AIM OF THE EXERCISE —
Spot every line with the word "xlabel" and return it.

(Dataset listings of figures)

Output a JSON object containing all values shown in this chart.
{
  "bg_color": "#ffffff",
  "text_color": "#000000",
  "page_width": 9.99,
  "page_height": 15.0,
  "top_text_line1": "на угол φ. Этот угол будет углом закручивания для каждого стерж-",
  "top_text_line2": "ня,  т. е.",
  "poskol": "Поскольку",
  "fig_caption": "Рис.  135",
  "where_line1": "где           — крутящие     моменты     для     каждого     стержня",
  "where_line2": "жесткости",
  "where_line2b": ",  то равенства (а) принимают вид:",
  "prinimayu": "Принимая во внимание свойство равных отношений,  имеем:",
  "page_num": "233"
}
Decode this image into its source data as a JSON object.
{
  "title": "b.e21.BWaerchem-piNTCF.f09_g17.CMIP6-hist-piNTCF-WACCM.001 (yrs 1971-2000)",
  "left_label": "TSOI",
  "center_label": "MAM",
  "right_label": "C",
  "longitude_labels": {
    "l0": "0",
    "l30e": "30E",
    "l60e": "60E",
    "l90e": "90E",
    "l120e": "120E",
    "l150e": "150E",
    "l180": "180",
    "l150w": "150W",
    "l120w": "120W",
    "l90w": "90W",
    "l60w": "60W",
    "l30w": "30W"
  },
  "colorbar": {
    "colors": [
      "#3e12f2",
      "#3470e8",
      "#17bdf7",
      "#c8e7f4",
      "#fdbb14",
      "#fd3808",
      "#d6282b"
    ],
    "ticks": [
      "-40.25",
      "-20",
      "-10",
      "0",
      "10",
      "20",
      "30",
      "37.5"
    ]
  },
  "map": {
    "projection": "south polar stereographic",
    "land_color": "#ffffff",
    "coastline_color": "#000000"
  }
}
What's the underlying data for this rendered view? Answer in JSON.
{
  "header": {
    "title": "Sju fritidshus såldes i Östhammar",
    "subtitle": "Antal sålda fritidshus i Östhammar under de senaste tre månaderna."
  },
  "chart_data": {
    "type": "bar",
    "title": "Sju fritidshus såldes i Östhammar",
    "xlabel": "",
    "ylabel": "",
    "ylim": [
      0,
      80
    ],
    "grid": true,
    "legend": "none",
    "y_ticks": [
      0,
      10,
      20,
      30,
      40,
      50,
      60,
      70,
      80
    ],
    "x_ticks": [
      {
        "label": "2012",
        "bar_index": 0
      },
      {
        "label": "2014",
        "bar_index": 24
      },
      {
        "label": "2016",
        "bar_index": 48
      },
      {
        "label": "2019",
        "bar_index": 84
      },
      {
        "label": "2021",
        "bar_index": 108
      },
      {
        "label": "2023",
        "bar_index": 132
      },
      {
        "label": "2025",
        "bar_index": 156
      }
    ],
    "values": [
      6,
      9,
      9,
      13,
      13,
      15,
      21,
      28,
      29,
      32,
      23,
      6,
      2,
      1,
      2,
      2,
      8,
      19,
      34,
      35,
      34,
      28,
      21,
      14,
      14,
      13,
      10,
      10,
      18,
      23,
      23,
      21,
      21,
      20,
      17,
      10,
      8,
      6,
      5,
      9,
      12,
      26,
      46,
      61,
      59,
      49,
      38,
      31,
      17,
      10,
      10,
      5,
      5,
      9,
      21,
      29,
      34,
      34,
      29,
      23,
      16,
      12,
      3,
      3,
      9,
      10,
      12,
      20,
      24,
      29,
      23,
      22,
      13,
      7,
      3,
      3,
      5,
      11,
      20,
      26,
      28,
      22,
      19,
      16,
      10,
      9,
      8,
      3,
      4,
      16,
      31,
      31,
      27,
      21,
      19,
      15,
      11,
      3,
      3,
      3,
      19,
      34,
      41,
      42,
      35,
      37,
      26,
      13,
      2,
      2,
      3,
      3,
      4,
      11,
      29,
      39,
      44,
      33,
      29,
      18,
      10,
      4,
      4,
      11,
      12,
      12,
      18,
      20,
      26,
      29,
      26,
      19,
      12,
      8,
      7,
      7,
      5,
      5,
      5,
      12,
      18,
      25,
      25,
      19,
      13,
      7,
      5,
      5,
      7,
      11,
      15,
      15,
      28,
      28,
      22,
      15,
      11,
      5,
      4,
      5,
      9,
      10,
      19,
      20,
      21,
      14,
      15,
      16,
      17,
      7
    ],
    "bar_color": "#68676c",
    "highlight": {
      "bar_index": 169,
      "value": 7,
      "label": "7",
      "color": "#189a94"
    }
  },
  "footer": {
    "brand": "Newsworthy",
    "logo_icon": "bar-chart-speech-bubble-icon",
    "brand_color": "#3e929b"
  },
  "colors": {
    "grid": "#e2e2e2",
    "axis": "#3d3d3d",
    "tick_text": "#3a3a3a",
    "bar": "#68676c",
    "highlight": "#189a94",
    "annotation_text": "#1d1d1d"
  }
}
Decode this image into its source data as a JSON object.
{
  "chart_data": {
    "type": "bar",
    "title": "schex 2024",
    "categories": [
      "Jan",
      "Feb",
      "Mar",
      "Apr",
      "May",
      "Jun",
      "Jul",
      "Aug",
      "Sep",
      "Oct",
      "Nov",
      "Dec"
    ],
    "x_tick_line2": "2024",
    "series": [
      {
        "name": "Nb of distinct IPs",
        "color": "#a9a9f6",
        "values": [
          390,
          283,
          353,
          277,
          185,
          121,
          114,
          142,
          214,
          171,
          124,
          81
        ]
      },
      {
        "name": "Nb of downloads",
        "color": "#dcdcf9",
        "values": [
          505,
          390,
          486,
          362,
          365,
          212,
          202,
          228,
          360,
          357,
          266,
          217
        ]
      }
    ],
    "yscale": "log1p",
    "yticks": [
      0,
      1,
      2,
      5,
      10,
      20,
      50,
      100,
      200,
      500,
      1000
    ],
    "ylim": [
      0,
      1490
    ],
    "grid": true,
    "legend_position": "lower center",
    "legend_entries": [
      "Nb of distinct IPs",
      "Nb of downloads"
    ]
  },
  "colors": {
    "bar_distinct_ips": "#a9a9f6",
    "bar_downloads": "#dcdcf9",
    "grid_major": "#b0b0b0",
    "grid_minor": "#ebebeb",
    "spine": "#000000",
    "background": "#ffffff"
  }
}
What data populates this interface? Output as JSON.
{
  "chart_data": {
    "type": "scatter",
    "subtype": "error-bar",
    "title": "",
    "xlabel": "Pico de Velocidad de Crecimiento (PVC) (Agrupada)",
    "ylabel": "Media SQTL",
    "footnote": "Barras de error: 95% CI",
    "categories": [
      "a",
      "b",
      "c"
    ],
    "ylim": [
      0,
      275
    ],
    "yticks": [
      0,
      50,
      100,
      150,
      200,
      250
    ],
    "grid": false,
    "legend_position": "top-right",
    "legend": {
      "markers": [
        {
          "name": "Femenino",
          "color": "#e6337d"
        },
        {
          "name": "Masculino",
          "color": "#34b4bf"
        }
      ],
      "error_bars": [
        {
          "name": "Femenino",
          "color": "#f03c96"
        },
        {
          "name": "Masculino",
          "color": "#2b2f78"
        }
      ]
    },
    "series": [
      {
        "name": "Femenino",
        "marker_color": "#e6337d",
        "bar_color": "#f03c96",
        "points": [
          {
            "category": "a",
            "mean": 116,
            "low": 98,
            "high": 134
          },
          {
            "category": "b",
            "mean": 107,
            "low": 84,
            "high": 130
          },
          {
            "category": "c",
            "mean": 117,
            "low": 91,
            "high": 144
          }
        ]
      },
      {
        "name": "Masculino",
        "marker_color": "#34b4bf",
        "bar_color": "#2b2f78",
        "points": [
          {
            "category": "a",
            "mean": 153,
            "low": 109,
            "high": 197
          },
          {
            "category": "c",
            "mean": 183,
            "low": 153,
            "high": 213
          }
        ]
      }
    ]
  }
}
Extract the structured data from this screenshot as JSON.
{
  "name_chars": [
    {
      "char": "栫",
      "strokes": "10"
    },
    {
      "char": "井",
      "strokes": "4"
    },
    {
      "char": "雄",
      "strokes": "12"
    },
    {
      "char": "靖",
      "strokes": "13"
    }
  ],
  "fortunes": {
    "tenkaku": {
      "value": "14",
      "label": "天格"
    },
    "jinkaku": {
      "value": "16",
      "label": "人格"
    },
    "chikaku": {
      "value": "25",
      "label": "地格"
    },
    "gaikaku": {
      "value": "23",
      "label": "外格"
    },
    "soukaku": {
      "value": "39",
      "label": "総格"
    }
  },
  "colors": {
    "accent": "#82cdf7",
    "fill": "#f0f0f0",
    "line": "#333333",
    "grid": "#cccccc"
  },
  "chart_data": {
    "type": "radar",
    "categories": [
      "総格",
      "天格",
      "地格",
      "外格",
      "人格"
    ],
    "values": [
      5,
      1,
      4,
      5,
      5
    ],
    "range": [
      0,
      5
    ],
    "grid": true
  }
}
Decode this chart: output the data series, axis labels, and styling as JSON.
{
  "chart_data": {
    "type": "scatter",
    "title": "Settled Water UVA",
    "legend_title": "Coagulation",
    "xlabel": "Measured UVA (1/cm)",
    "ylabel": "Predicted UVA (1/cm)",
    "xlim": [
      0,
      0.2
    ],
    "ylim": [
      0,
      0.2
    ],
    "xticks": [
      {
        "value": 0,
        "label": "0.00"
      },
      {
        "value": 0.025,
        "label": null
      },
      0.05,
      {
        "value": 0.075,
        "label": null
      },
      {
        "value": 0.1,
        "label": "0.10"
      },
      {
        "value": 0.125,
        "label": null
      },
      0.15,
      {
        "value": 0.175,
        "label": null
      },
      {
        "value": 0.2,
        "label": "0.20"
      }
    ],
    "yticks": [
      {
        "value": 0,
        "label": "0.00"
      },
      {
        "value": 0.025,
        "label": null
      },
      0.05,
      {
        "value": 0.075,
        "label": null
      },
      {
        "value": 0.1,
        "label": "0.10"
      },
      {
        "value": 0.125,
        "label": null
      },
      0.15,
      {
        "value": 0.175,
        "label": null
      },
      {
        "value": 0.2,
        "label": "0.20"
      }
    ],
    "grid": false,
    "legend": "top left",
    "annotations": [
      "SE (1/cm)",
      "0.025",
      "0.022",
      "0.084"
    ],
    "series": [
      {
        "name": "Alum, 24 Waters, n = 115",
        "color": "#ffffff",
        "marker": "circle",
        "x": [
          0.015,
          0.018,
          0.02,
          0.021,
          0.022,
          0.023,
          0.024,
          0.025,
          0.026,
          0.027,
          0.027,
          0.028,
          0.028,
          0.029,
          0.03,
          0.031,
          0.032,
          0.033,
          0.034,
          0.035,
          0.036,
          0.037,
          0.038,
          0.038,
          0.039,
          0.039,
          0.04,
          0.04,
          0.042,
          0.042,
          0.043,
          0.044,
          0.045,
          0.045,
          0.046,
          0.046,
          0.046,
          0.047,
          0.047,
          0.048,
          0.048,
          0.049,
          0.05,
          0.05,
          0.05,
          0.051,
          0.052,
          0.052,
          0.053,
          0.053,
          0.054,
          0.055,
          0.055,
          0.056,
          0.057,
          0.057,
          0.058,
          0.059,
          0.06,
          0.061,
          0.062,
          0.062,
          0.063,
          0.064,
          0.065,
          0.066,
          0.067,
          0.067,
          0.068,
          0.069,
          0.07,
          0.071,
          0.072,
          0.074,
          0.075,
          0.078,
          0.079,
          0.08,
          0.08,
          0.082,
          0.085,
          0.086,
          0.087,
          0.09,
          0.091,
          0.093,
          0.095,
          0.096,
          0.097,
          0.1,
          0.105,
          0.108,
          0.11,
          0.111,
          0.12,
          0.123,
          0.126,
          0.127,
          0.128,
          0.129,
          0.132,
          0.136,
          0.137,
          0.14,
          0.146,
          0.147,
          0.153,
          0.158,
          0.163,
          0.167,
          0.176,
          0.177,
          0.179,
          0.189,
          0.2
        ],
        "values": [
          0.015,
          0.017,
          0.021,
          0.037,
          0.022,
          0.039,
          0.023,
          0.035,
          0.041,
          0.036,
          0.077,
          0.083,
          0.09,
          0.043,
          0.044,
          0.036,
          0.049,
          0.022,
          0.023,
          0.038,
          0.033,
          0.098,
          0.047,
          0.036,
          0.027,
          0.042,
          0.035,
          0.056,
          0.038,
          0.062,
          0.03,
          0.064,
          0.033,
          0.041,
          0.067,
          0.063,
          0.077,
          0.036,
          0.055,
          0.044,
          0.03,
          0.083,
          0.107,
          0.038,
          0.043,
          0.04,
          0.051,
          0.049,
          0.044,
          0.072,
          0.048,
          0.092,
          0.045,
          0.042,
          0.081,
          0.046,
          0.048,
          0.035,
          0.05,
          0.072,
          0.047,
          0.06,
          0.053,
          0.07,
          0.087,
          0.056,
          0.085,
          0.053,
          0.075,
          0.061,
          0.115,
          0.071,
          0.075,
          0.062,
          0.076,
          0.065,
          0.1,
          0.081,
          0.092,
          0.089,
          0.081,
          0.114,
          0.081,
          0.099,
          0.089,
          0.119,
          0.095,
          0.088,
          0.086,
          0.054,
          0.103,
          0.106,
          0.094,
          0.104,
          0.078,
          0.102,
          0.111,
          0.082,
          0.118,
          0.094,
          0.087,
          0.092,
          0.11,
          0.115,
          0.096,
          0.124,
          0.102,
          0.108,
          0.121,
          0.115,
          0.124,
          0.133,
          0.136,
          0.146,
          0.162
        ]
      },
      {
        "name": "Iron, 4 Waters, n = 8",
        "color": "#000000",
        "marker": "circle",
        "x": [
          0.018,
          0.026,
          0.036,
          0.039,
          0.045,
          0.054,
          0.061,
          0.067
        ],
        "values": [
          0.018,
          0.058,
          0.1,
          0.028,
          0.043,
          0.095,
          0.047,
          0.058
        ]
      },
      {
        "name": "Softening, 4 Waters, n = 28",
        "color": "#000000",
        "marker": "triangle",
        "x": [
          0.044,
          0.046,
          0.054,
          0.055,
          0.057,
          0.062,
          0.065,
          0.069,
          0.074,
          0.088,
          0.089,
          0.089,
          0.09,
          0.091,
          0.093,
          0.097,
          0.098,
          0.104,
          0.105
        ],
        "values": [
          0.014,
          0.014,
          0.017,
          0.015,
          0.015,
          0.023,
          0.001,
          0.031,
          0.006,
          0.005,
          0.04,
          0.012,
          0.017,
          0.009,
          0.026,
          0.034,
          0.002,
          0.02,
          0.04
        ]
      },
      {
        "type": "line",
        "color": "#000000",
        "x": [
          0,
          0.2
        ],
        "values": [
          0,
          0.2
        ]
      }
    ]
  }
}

WRITTEN REPLY —
    "xlabel": "",
    "xlabel": "Pico de Velocidad de Crecimiento (PVC) (Agrupada)",
    "xlabel": "Measured UVA (1/cm)",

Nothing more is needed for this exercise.